**Task**:
Beneath this task is a listing. State how many of its lines include the string "What", giving nothing but the number.

**Dataset entries**:
· · · · ·

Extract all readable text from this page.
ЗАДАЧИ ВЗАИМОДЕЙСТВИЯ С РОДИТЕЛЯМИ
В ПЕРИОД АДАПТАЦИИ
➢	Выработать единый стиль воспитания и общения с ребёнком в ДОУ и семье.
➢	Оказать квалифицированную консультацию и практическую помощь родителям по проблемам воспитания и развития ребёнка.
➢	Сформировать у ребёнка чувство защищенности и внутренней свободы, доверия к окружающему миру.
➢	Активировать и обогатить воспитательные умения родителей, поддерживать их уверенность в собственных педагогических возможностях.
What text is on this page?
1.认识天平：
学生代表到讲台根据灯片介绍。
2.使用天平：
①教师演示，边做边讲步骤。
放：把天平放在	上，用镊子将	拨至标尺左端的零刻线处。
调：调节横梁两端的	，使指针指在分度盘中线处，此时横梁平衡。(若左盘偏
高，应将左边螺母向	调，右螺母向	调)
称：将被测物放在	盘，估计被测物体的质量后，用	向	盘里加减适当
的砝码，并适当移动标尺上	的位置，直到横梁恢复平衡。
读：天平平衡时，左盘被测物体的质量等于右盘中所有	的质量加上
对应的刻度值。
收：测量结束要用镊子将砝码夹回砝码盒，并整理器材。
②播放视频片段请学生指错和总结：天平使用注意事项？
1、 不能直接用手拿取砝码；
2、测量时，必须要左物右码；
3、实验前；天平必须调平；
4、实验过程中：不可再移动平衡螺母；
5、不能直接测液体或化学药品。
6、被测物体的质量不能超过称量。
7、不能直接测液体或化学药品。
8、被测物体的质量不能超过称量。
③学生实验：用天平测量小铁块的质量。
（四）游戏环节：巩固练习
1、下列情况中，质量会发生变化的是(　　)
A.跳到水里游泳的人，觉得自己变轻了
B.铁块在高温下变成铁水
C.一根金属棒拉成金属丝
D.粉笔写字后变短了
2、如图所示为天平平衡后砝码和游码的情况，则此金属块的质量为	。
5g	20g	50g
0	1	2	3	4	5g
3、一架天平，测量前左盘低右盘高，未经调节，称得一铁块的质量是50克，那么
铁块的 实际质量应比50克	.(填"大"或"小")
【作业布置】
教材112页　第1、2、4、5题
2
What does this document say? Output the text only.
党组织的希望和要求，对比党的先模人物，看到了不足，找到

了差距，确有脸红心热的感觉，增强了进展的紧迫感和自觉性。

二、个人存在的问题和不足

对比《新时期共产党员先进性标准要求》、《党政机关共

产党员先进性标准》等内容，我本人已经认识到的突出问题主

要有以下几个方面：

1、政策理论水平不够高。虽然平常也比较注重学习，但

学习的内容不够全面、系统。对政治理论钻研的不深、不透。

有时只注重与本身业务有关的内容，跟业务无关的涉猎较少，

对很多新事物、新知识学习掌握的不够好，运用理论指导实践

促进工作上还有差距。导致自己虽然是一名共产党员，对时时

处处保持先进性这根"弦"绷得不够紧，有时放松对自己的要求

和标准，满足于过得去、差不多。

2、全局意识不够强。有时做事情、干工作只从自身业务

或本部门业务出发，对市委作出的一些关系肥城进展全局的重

· · · · ·

**Solved exercise**:
2